» **Your goal**
Copy, in full, each line of the material that holds the word "Based".

» **Dataset content**
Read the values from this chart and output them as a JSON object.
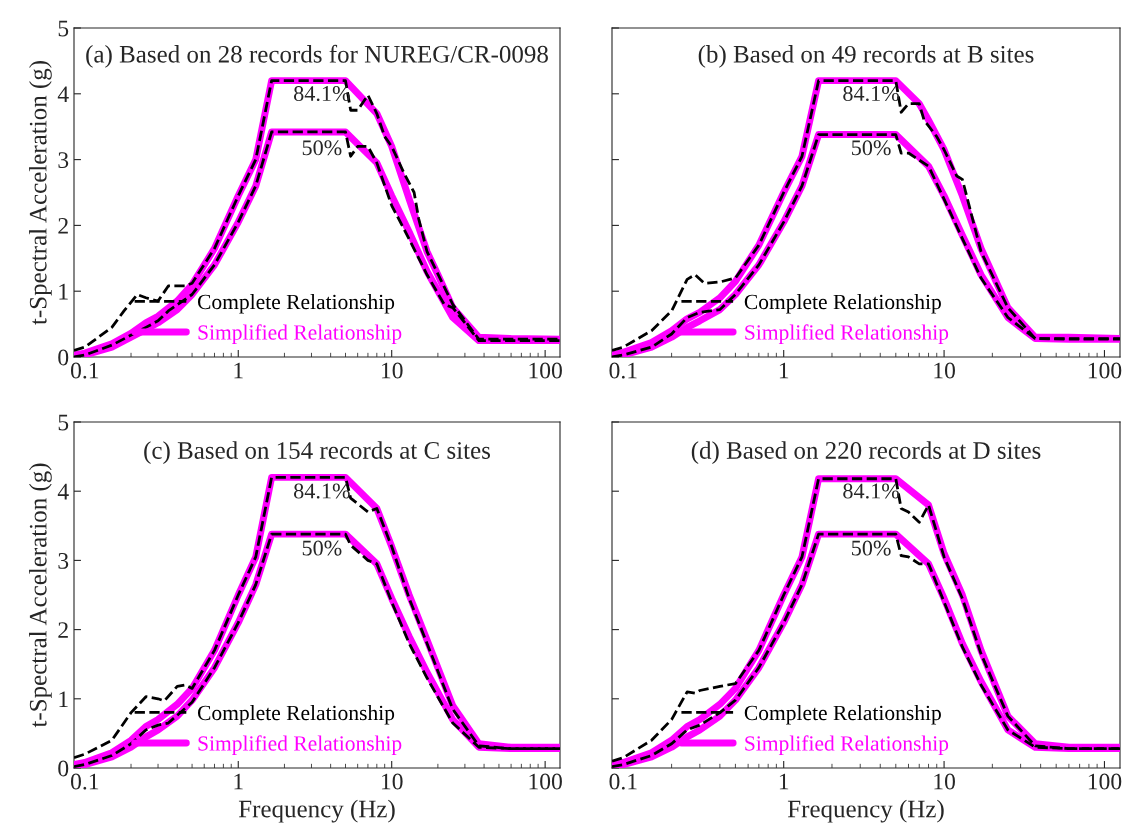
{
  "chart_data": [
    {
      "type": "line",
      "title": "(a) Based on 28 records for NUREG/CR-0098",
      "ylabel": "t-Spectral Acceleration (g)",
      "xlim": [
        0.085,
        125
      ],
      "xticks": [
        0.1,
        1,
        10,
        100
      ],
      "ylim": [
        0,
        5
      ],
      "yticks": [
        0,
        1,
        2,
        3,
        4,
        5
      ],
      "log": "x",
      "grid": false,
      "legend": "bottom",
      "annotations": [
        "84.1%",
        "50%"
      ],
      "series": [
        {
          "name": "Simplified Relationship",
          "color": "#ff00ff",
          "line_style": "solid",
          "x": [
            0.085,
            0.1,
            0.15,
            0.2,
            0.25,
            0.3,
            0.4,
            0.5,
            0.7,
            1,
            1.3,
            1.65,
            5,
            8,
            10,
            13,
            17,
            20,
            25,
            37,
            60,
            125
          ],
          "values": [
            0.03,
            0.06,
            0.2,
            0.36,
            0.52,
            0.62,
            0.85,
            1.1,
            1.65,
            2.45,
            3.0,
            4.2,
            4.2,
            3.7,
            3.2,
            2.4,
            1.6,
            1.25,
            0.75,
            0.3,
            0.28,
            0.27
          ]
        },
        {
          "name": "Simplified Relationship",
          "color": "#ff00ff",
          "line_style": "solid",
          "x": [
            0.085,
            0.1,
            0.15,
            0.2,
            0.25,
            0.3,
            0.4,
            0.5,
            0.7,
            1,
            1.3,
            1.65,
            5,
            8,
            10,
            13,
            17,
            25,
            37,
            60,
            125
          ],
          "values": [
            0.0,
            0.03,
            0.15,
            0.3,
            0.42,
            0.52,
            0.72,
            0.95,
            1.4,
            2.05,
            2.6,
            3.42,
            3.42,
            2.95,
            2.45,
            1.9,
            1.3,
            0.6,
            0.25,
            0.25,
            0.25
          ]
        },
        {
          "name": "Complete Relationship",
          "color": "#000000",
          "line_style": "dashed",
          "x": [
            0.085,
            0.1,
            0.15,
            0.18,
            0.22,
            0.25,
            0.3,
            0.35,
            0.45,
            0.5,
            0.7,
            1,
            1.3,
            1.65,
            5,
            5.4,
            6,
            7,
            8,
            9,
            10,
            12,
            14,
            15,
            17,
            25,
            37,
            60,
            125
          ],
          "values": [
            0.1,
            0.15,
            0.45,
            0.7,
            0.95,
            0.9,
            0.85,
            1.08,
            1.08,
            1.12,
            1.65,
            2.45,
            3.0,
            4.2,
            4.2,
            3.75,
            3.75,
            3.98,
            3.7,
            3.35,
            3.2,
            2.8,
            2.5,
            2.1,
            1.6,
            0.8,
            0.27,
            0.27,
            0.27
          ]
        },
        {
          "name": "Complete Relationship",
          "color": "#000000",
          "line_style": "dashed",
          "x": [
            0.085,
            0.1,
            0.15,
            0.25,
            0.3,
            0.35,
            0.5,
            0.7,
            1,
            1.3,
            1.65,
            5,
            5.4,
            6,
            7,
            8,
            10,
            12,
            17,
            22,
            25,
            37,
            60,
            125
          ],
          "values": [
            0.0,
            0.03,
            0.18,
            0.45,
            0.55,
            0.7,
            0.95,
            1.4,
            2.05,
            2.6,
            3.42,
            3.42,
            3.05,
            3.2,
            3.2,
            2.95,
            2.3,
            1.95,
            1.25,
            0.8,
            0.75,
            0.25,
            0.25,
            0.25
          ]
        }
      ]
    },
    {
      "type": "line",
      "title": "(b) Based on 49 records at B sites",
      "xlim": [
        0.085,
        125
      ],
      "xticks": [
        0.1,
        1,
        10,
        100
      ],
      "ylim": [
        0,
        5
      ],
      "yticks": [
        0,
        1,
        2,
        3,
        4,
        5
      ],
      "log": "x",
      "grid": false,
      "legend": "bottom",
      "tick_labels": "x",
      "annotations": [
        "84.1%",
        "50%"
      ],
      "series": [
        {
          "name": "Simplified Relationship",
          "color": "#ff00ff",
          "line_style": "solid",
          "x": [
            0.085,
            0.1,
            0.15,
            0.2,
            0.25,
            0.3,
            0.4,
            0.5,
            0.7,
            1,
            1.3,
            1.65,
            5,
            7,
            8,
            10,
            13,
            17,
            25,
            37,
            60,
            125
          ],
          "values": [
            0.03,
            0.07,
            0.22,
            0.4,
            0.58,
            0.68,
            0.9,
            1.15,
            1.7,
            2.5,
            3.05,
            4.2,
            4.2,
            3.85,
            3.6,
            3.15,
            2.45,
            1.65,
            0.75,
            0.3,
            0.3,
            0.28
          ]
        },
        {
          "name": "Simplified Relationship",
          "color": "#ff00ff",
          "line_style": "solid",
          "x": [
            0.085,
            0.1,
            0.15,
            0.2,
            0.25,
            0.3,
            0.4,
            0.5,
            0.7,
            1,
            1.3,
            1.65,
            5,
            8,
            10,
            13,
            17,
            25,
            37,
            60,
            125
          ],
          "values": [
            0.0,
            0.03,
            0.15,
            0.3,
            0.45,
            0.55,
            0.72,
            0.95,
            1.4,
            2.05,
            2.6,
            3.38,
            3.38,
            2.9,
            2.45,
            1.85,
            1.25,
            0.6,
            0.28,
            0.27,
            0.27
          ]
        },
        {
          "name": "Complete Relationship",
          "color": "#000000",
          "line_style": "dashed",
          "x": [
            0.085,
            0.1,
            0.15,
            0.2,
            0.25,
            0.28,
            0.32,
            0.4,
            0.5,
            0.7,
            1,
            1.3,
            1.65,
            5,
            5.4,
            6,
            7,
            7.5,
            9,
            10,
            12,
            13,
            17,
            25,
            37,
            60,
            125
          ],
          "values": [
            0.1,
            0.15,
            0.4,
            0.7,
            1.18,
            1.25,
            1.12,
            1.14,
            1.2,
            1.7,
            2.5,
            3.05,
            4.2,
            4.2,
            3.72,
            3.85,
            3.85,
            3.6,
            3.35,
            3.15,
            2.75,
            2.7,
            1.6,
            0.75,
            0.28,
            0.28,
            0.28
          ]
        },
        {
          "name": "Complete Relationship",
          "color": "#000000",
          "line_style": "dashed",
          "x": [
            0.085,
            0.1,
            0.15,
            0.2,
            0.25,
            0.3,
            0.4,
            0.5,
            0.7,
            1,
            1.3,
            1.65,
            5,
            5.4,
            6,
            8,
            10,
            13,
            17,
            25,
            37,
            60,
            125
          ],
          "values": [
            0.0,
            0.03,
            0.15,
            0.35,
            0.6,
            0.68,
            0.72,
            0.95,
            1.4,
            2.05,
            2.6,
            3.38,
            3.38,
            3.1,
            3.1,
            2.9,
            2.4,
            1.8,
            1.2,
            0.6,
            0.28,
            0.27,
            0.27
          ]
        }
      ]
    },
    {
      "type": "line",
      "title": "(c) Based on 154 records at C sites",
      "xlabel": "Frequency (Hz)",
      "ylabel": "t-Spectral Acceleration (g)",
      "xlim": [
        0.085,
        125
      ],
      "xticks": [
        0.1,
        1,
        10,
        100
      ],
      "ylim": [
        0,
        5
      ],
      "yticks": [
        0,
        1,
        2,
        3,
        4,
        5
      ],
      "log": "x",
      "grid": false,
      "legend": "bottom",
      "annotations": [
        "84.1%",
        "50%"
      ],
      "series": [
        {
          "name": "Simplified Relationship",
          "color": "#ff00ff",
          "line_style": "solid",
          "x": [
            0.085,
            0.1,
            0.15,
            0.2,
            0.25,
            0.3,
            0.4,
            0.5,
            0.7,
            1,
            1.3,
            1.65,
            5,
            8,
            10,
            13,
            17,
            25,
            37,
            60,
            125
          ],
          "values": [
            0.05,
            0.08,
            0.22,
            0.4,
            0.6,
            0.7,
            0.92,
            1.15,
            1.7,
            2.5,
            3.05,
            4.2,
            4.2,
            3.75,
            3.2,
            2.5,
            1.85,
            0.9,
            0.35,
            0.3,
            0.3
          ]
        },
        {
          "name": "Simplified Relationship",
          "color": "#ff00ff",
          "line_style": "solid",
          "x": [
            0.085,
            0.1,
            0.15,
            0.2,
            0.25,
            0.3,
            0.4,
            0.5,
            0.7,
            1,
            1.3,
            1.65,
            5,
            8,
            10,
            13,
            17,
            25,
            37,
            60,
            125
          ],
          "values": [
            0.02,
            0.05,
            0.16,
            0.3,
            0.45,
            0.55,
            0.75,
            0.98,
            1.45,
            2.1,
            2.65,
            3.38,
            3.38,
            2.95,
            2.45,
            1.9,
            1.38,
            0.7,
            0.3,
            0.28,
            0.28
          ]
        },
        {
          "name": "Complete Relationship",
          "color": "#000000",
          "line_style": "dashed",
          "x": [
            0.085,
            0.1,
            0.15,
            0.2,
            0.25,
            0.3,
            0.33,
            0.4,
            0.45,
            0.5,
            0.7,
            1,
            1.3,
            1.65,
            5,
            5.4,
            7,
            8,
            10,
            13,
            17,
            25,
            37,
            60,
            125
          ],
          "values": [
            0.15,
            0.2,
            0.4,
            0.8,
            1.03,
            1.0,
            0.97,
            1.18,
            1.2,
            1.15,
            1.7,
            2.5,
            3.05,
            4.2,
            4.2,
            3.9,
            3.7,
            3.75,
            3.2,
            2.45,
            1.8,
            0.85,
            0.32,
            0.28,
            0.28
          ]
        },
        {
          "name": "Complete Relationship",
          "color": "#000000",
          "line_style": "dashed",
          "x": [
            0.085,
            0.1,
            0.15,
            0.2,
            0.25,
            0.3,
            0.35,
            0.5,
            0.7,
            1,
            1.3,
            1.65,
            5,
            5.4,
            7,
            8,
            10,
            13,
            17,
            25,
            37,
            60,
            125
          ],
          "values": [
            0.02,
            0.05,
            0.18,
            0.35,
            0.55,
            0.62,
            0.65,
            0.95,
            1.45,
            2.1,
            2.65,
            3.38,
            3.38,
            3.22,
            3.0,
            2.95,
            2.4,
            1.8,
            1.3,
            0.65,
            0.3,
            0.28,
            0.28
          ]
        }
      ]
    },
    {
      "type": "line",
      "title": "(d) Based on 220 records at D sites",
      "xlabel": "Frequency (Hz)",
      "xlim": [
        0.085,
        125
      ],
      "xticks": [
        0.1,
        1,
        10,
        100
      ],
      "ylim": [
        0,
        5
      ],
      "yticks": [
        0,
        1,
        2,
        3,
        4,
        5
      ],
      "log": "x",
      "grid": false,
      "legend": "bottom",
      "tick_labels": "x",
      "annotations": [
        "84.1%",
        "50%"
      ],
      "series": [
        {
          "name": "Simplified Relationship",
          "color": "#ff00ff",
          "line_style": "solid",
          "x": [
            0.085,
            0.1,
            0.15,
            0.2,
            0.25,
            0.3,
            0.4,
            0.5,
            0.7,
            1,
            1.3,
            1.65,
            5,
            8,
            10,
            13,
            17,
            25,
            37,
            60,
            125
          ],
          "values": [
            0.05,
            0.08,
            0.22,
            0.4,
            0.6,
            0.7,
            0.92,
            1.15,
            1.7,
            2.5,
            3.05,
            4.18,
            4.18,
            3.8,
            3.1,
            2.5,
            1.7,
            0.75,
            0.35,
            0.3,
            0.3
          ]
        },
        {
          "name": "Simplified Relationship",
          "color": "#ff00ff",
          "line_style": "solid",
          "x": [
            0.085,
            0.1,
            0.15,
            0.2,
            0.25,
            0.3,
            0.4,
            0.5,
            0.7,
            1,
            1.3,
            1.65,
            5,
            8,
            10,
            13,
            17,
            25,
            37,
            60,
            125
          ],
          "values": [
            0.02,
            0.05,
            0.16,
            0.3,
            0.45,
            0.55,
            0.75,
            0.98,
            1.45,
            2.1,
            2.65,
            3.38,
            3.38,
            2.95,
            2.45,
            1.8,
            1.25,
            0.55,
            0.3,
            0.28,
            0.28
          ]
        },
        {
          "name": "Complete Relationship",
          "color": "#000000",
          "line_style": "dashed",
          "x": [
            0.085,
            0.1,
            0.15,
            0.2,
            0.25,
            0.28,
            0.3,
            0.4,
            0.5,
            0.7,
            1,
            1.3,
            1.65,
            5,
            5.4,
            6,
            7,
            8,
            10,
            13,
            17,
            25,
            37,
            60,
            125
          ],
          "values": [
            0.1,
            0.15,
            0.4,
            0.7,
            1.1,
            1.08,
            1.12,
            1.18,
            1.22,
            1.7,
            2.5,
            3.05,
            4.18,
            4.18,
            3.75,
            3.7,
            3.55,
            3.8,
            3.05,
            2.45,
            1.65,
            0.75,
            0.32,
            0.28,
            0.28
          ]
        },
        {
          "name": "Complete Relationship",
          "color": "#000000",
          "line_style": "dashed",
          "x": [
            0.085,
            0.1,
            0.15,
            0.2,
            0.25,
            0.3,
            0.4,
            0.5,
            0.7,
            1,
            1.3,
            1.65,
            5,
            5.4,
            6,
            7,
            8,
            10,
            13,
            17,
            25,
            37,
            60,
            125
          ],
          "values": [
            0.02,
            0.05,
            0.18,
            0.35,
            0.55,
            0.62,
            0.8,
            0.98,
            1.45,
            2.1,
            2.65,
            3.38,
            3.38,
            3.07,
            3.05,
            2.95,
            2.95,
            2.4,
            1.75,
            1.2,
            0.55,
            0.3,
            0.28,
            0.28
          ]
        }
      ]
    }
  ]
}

» **Solution for this problem**
      "title": "(a) Based on 28 records for NUREG/CR-0098",
      "title": "(b) Based on 49 records at B sites",
      "title": "(c) Based on 154 records at C sites",
      "title": "(d) Based on 220 records at D sites",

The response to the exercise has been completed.